* PROMPT:
Show all lines holding "color".

====== ENTRIES

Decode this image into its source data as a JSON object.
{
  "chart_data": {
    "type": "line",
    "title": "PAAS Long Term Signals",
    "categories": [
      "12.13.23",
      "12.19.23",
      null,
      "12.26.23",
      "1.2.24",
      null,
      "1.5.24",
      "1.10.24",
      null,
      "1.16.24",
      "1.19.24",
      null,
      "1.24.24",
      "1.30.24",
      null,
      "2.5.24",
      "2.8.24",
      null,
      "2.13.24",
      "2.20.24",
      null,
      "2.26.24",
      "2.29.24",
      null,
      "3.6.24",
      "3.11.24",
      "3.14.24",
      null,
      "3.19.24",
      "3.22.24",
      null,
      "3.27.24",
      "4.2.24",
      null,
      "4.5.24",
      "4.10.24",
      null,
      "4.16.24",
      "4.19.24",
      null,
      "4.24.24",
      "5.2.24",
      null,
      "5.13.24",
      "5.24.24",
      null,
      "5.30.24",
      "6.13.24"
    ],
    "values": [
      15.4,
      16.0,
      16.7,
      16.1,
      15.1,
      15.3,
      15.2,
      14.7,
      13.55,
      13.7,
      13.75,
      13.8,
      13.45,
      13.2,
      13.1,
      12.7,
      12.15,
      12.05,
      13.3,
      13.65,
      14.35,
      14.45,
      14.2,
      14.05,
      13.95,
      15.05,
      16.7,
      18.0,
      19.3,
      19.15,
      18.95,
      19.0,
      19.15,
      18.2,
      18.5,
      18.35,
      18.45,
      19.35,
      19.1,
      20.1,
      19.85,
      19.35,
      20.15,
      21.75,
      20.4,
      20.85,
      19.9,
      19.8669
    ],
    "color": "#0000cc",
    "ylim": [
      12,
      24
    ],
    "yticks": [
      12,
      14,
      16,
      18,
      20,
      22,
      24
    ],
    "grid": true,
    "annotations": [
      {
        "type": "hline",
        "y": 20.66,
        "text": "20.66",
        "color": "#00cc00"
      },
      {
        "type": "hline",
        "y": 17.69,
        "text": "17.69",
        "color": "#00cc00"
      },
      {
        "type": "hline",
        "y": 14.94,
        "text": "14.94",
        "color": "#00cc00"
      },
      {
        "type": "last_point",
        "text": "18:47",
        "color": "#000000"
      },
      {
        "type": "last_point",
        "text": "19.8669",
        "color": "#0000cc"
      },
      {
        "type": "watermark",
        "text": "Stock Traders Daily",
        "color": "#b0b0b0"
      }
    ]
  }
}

============

* ANSWER TO THIS TASK:
    "color": "#0000cc",
        "color": "#00cc00"
        "color": "#00cc00"
        "color": "#00cc00"
        "color": "#000000"
        "color": "#0000cc"
        "color": "#b0b0b0"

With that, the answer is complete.